__Exercise objective__:
In the records below, copy everything from the line containing "tab-letter-glyph: I — [452, 345, 464, 371]" down to the line containing "tab-letter-glyph: U — [447, 837, 470, 863]", including both of those lines, exactly as they appear, and nothing else.

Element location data
## Begin

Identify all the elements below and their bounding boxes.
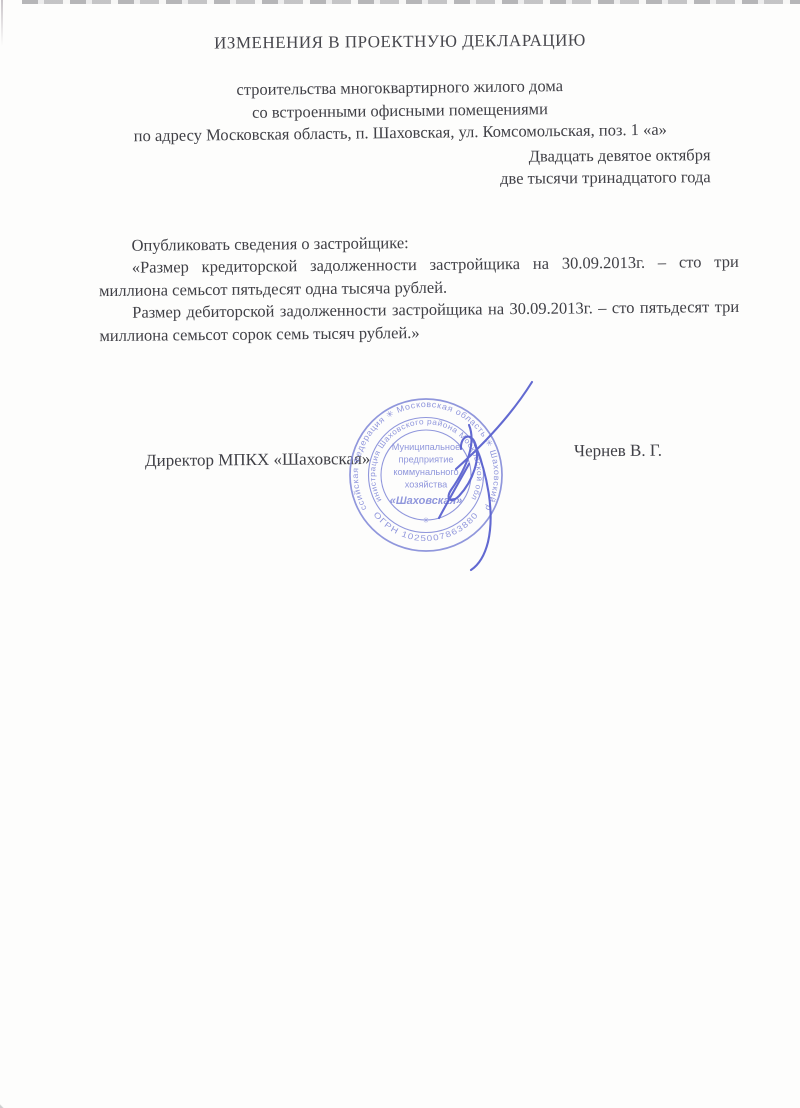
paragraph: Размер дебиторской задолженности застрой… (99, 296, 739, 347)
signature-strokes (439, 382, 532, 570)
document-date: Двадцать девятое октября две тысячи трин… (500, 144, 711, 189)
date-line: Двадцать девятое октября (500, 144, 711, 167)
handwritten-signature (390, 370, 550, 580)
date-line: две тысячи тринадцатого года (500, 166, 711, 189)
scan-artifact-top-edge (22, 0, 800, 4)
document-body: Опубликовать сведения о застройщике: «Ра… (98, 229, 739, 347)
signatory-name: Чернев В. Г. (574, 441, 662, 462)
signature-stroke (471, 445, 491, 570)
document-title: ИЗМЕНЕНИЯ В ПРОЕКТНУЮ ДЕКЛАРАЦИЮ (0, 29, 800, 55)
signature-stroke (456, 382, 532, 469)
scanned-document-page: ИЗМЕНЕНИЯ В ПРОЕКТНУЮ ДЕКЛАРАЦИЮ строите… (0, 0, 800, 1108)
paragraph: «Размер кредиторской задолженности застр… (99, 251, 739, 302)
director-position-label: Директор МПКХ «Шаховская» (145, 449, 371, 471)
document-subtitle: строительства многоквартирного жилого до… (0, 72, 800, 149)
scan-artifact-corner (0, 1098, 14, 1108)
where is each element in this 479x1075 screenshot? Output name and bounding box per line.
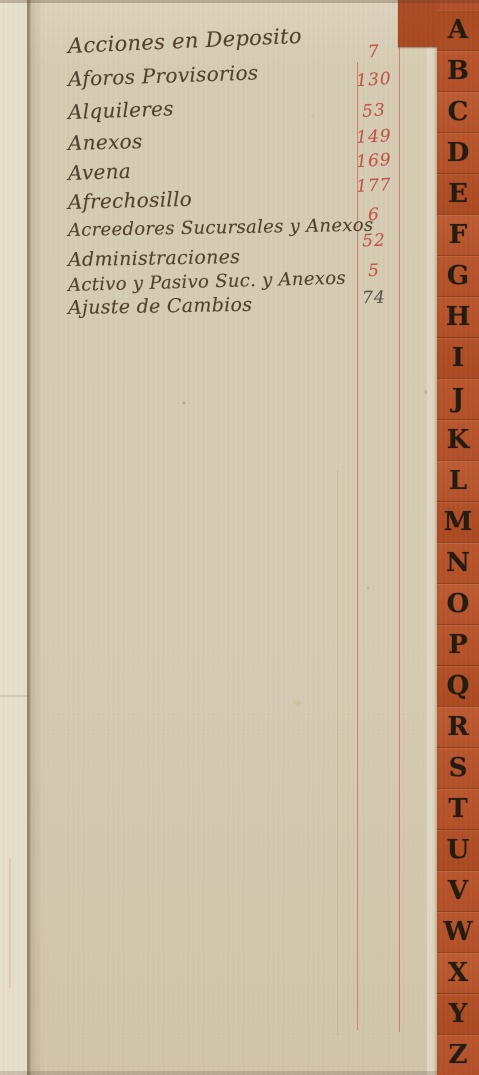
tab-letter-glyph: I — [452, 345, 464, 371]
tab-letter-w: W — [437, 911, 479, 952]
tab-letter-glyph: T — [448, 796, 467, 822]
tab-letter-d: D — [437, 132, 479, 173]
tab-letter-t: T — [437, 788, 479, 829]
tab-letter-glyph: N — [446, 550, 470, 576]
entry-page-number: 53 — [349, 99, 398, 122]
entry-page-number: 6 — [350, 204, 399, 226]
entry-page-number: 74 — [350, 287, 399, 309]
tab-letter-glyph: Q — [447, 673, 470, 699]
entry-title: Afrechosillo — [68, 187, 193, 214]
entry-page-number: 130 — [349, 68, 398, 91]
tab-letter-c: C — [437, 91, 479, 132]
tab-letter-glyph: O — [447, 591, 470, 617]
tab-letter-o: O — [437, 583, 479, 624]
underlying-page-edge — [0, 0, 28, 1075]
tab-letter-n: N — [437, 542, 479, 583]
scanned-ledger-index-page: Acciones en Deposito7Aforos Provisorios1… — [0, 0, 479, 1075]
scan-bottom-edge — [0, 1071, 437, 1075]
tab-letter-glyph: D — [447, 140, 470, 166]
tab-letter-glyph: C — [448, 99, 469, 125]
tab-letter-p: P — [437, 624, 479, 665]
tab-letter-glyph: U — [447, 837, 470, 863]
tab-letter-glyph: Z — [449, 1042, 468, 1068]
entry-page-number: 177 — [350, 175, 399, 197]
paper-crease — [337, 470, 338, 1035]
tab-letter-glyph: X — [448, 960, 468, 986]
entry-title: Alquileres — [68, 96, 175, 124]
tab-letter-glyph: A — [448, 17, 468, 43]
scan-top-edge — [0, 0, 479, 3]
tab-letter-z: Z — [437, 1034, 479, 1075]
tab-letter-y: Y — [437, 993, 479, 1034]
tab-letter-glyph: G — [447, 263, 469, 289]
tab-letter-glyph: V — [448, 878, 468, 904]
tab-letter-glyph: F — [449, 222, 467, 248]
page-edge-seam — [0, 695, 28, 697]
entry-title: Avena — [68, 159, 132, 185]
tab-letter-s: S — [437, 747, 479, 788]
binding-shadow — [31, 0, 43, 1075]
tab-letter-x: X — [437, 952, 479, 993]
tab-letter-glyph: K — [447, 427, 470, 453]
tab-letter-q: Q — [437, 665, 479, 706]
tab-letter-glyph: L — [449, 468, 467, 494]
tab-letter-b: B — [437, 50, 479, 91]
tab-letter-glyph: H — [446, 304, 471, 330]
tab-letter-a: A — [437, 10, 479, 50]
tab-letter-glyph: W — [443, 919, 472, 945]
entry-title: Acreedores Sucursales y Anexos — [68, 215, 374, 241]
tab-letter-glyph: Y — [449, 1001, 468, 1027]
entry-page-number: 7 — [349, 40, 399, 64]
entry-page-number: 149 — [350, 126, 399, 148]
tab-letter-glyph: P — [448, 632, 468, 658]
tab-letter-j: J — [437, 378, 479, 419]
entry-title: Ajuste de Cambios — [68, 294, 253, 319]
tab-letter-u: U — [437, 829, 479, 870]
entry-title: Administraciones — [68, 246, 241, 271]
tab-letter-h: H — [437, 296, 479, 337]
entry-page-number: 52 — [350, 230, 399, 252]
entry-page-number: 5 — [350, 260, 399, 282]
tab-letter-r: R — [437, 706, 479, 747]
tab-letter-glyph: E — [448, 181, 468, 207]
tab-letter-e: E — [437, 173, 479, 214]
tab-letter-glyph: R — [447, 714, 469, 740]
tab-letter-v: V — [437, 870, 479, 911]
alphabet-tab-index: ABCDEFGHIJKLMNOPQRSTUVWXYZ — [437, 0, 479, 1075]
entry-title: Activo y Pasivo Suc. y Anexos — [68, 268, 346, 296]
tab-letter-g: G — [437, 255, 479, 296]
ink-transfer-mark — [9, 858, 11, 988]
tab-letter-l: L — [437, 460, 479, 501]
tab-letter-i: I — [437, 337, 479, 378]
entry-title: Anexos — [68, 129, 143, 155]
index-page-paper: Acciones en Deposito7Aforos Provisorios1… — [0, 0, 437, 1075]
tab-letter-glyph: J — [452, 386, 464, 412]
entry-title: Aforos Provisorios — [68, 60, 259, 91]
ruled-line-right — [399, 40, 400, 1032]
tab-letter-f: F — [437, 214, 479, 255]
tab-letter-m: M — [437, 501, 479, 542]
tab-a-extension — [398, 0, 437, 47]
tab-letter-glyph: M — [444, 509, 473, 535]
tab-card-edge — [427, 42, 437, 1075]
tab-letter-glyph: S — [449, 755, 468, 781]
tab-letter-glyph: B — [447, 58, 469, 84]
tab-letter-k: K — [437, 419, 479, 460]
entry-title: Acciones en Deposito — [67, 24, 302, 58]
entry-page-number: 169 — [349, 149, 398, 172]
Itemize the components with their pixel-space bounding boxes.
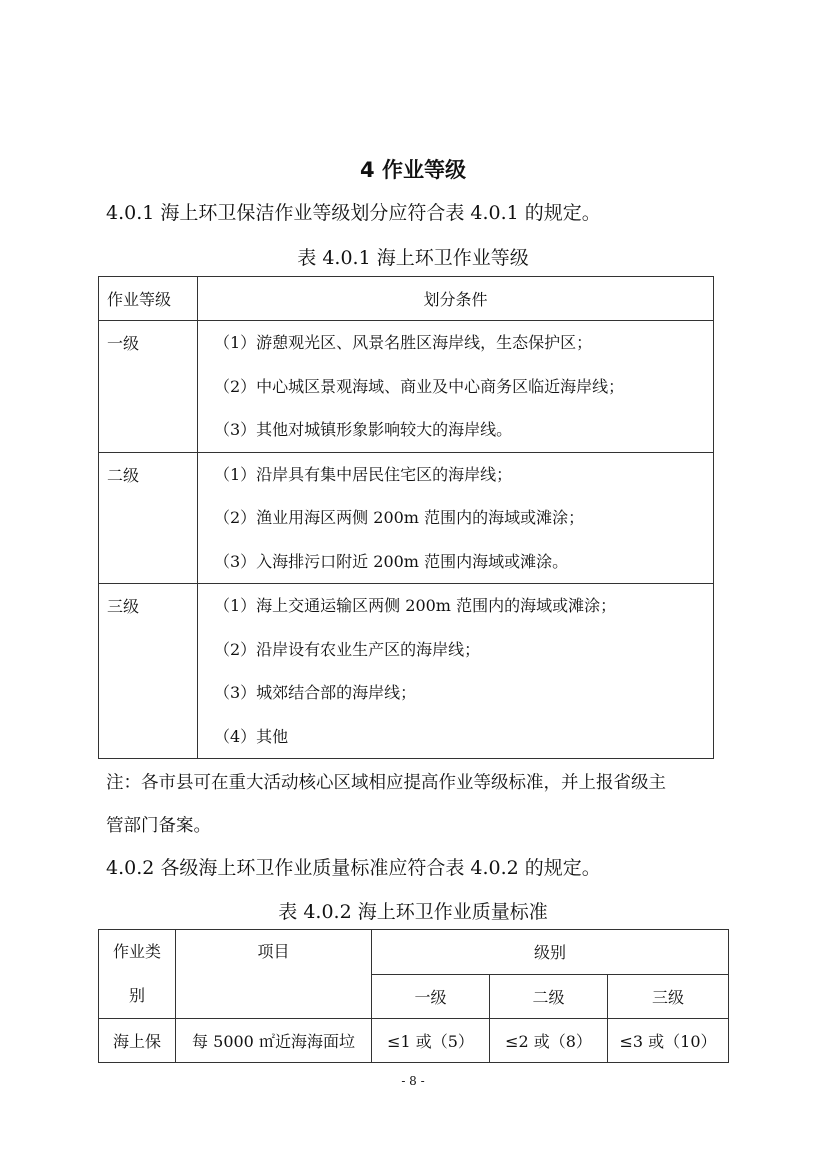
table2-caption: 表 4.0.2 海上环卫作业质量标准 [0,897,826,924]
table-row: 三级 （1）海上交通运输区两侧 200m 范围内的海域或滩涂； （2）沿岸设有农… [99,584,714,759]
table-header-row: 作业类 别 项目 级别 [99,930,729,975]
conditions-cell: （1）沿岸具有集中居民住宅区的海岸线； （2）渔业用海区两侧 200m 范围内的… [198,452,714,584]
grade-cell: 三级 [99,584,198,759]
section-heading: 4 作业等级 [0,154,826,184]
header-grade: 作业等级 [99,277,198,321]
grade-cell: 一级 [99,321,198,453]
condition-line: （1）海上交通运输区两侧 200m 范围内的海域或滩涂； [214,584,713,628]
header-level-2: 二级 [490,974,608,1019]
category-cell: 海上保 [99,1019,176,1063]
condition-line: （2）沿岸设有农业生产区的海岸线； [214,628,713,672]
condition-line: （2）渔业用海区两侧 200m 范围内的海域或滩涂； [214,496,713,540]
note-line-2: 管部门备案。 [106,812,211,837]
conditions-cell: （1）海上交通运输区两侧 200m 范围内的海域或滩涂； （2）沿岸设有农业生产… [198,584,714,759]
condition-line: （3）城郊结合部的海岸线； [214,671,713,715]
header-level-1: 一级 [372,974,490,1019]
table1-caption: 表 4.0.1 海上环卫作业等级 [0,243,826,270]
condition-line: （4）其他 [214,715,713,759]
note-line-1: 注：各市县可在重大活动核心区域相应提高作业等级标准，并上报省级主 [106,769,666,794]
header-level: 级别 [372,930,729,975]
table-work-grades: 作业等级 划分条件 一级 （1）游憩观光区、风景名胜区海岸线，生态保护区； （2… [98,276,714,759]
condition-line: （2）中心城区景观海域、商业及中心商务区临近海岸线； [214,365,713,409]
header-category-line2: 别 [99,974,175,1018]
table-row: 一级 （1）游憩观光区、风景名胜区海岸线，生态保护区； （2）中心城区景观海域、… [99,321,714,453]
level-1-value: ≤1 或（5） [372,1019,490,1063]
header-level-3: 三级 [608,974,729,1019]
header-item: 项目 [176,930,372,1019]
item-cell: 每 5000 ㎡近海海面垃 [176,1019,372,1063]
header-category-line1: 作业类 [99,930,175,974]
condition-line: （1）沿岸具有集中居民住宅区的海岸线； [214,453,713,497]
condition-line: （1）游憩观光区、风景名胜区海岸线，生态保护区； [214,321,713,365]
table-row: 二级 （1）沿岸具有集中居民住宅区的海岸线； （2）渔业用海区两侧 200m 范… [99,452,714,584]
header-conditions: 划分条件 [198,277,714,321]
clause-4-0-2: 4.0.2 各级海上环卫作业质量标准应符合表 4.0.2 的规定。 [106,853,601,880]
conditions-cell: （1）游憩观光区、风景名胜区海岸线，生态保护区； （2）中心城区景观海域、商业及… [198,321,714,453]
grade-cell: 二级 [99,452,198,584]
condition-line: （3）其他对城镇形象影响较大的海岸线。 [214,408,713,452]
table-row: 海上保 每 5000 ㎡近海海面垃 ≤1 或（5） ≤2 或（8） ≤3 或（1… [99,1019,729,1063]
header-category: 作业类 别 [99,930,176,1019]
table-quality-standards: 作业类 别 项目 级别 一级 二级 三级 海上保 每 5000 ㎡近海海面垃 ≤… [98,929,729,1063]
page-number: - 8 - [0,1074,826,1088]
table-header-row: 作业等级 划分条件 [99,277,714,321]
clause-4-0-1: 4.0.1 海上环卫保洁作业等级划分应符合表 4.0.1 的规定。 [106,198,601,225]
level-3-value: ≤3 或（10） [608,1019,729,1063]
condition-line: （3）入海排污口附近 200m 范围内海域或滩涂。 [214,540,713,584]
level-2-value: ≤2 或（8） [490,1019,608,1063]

## End

__Problem solution__:
tab-letter-glyph: I — [452, 345, 464, 371]
tab-letter-w: W — [437, 911, 479, 952]
tab-letter-glyph: T — [448, 796, 467, 822]
tab-letter-d: D — [437, 132, 479, 173]
tab-letter-t: T — [437, 788, 479, 829]
tab-letter-glyph: N — [446, 550, 470, 576]
entry-page-number: 53 — [349, 99, 398, 122]
entry-page-number: 6 — [350, 204, 399, 226]
entry-page-number: 74 — [350, 287, 399, 309]
tab-letter-glyph: Q — [447, 673, 470, 699]
entry-title: Afrechosillo — [68, 187, 193, 214]
entry-page-number: 130 — [349, 68, 398, 91]
tab-letter-c: C — [437, 91, 479, 132]
tab-letter-glyph: O — [447, 591, 470, 617]
tab-letter-o: O — [437, 583, 479, 624]
underlying-page-edge — [0, 0, 28, 1075]
tab-letter-n: N — [437, 542, 479, 583]
scanned-ledger-index-page: Acciones en Deposito7Aforos Provisorios1… — [0, 0, 479, 1075]
scan-bottom-edge — [0, 1071, 437, 1075]
tab-letter-glyph: D — [447, 140, 470, 166]
tab-letter-glyph: C — [448, 99, 469, 125]
tab-letter-p: P — [437, 624, 479, 665]
tab-letter-glyph: U — [447, 837, 470, 863]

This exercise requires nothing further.